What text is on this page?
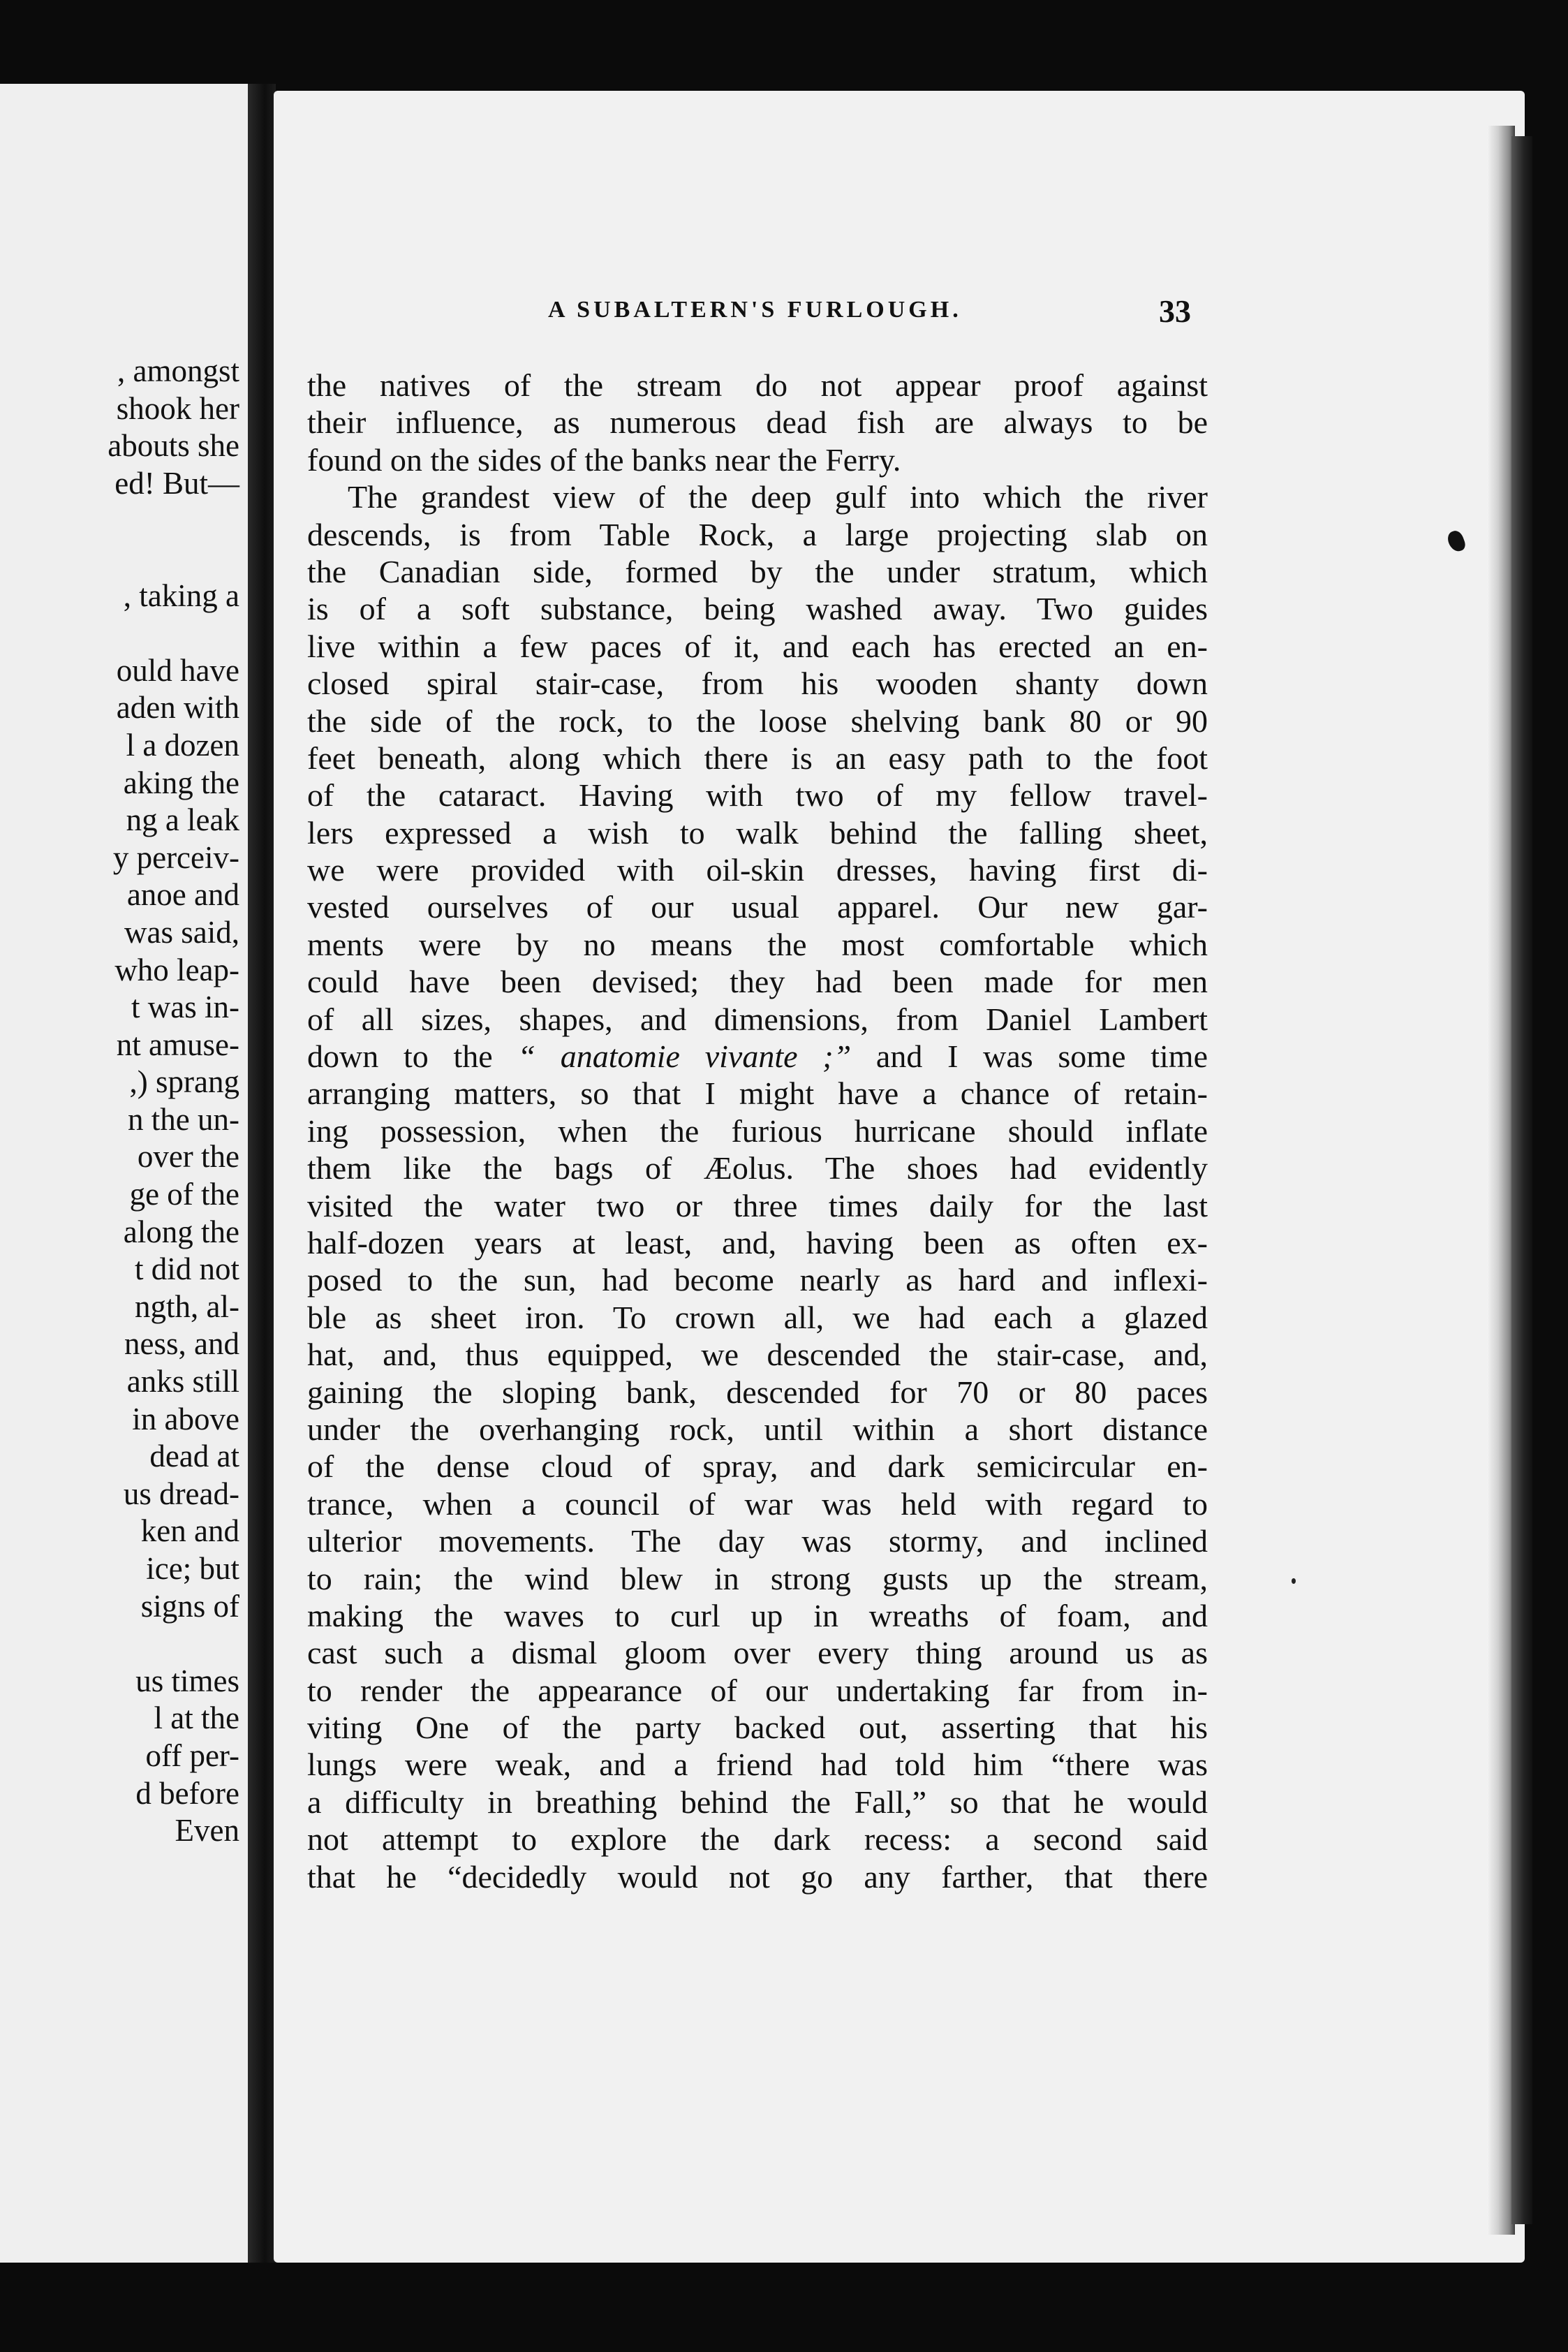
, amongst
shook her
abouts she
ed! But—
, taking a
ould have
aden with
l a dozen
aking the
ng a leak
y perceiv-
anoe and
was said,
who leap-
t was in-
nt amuse-
,) sprang
n the un-
over the
ge of the
along the
t did not
ngth, al-
ness, and
anks still
in above
dead at
us dread-
ken and
ice; but
signs of
us times
l at the
off per-
d before
Even
A SUBALTERN'S FURLOUGH.	33
the natives of the stream do not appear proof against
their influence, as numerous dead fish are always to be
found on the sides of the banks near the Ferry.
The grandest view of the deep gulf into which the river
descends, is from Table Rock, a large projecting slab on
the Canadian side, formed by the under stratum, which
is of a soft substance, being washed away. Two guides
live within a few paces of it, and each has erected an en-
closed spiral stair-case, from his wooden shanty down
the side of the rock, to the loose shelving bank 80 or 90
feet beneath, along which there is an easy path to the foot
of the cataract. Having with two of my fellow travel-
lers expressed a wish to walk behind the falling sheet,
we were provided with oil-skin dresses, having first di-
vested ourselves of our usual apparel. Our new gar-
ments were by no means the most comfortable which
could have been devised; they had been made for men
of all sizes, shapes, and dimensions, from Daniel Lambert
down to the “ anatomie vivante ;” and I was some time
arranging matters, so that I might have a chance of retain-
ing possession, when the furious hurricane should inflate
them like the bags of Æolus. The shoes had evidently
visited the water two or three times daily for the last
half-dozen years at least, and, having been as often ex-
posed to the sun, had become nearly as hard and inflexi-
ble as sheet iron. To crown all, we had each a glazed
hat, and, thus equipped, we descended the stair-case, and,
gaining the sloping bank, descended for 70 or 80 paces
under the overhanging rock, until within a short distance
of the dense cloud of spray, and dark semicircular en-
trance, when a council of war was held with regard to
ulterior movements. The day was stormy, and inclined
to rain; the wind blew in strong gusts up the stream,
making the waves to curl up in wreaths of foam, and
cast such a dismal gloom over every thing around us as
to render the appearance of our undertaking far from in-
viting One of the party backed out, asserting that his
lungs were weak, and a friend had told him “there was
a difficulty in breathing behind the Fall,” so that he would
not attempt to explore the dark recess: a second said
that he “decidedly would not go any farther, that there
================
■ Work to do: Copy out every line of the listing that includes the string "when".

■ Solution to the problem:
ing possession, when the furious hurricane should inflate
trance, when a council of war was held with regard to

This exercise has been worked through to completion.